DATASET RECORDS.
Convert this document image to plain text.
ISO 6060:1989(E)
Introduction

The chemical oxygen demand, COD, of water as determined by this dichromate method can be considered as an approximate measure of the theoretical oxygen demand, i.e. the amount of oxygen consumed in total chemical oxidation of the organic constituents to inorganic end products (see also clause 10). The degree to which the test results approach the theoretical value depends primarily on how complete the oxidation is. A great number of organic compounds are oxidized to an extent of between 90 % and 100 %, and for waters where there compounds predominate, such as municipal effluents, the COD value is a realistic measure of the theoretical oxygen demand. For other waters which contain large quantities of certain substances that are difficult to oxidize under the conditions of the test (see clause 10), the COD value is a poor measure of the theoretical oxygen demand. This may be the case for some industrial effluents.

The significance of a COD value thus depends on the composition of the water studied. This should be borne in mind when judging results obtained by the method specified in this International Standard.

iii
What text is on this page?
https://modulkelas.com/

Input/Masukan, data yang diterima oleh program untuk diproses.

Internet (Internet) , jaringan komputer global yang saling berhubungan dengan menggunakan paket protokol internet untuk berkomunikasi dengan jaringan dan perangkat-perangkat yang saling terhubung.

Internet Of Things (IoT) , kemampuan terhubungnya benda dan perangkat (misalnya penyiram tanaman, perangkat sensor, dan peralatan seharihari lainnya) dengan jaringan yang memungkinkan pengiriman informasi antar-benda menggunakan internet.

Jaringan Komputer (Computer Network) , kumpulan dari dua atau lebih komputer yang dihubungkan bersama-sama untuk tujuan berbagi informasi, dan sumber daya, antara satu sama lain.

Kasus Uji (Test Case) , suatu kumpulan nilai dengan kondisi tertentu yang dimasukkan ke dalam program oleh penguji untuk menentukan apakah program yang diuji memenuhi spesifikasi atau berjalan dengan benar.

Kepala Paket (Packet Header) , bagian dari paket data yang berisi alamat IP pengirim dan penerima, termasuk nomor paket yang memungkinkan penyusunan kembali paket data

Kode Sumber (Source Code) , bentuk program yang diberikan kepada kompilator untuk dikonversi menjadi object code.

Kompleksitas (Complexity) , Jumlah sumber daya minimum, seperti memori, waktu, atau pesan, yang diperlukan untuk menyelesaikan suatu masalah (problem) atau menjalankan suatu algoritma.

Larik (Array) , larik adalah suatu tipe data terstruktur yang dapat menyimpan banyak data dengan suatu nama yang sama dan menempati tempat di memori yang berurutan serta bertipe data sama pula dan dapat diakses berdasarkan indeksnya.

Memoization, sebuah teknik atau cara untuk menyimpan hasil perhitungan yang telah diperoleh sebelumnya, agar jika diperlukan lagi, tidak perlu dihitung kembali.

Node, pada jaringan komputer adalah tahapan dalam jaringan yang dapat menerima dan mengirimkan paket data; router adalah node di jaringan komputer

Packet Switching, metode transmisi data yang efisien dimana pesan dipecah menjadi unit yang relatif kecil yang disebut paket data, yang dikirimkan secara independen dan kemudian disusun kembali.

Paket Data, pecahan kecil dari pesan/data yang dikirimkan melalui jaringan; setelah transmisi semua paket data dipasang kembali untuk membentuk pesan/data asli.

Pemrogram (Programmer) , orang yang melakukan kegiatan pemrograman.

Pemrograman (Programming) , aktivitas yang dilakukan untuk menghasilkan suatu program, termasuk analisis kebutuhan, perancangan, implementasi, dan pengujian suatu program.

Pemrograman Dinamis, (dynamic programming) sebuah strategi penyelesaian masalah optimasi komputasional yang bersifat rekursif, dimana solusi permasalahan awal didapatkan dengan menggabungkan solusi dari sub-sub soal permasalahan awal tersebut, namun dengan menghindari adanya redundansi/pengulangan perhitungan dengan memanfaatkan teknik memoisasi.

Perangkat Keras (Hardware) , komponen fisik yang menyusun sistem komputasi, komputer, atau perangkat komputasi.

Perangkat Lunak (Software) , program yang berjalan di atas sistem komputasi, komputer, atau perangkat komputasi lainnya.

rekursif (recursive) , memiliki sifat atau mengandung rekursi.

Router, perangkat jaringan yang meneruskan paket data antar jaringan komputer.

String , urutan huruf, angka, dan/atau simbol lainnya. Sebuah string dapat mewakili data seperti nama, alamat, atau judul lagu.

PROBLEM STATEMENT.
Restate the whole of the material exactly.

CORRECT RESPONSE.
Convert this document image to plain text.
ISO 6060:1989(E)
Introduction

The chemical oxygen demand, COD, of water as determined by this dichromate method can be considered as an approximate measure of the theoretical oxygen demand, i.e. the amount of oxygen consumed in total chemical oxidation of the organic constituents to inorganic end products (see also clause 10). The degree to which the test results approach the theoretical value depends primarily on how complete the oxidation is. A great number of organic compounds are oxidized to an extent of between 90 % and 100 %, and for waters where there compounds predominate, such as municipal effluents, the COD value is a realistic measure of the theoretical oxygen demand. For other waters which contain large quantities of certain substances that are difficult to oxidize under the conditions of the test (see clause 10), the COD value is a poor measure of the theoretical oxygen demand. This may be the case for some industrial effluents.

The significance of a COD value thus depends on the composition of the water studied. This should be borne in mind when judging results obtained by the method specified in this International Standard.

iii
What text is on this page?
https://modulkelas.com/

Input/Masukan, data yang diterima oleh program untuk diproses.

Internet (Internet) , jaringan komputer global yang saling berhubungan dengan menggunakan paket protokol internet untuk berkomunikasi dengan jaringan dan perangkat-perangkat yang saling terhubung.

Internet Of Things (IoT) , kemampuan terhubungnya benda dan perangkat (misalnya penyiram tanaman, perangkat sensor, dan peralatan seharihari lainnya) dengan jaringan yang memungkinkan pengiriman informasi antar-benda menggunakan internet.

Jaringan Komputer (Computer Network) , kumpulan dari dua atau lebih komputer yang dihubungkan bersama-sama untuk tujuan berbagi informasi, dan sumber daya, antara satu sama lain.

Kasus Uji (Test Case) , suatu kumpulan nilai dengan kondisi tertentu yang dimasukkan ke dalam program oleh penguji untuk menentukan apakah program yang diuji memenuhi spesifikasi atau berjalan dengan benar.

Kepala Paket (Packet Header) , bagian dari paket data yang berisi alamat IP pengirim dan penerima, termasuk nomor paket yang memungkinkan penyusunan kembali paket data

Kode Sumber (Source Code) , bentuk program yang diberikan kepada kompilator untuk dikonversi menjadi object code.

Kompleksitas (Complexity) , Jumlah sumber daya minimum, seperti memori, waktu, atau pesan, yang diperlukan untuk menyelesaikan suatu masalah (problem) atau menjalankan suatu algoritma.

Larik (Array) , larik adalah suatu tipe data terstruktur yang dapat menyimpan banyak data dengan suatu nama yang sama dan menempati tempat di memori yang berurutan serta bertipe data sama pula dan dapat diakses berdasarkan indeksnya.

Memoization, sebuah teknik atau cara untuk menyimpan hasil perhitungan yang telah diperoleh sebelumnya, agar jika diperlukan lagi, tidak perlu dihitung kembali.

Node, pada jaringan komputer adalah tahapan dalam jaringan yang dapat menerima dan mengirimkan paket data; router adalah node di jaringan komputer

Packet Switching, metode transmisi data yang efisien dimana pesan dipecah menjadi unit yang relatif kecil yang disebut paket data, yang dikirimkan secara independen dan kemudian disusun kembali.

Paket Data, pecahan kecil dari pesan/data yang dikirimkan melalui jaringan; setelah transmisi semua paket data dipasang kembali untuk membentuk pesan/data asli.

Pemrogram (Programmer) , orang yang melakukan kegiatan pemrograman.

Pemrograman (Programming) , aktivitas yang dilakukan untuk menghasilkan suatu program, termasuk analisis kebutuhan, perancangan, implementasi, dan pengujian suatu program.

Pemrograman Dinamis, (dynamic programming) sebuah strategi penyelesaian masalah optimasi komputasional yang bersifat rekursif, dimana solusi permasalahan awal didapatkan dengan menggabungkan solusi dari sub-sub soal permasalahan awal tersebut, namun dengan menghindari adanya redundansi/pengulangan perhitungan dengan memanfaatkan teknik memoisasi.

Perangkat Keras (Hardware) , komponen fisik yang menyusun sistem komputasi, komputer, atau perangkat komputasi.

Perangkat Lunak (Software) , program yang berjalan di atas sistem komputasi, komputer, atau perangkat komputasi lainnya.

rekursif (recursive) , memiliki sifat atau mengandung rekursi.

Router, perangkat jaringan yang meneruskan paket data antar jaringan komputer.

String , urutan huruf, angka, dan/atau simbol lainnya. Sebuah string dapat mewakili data seperti nama, alamat, atau judul lagu.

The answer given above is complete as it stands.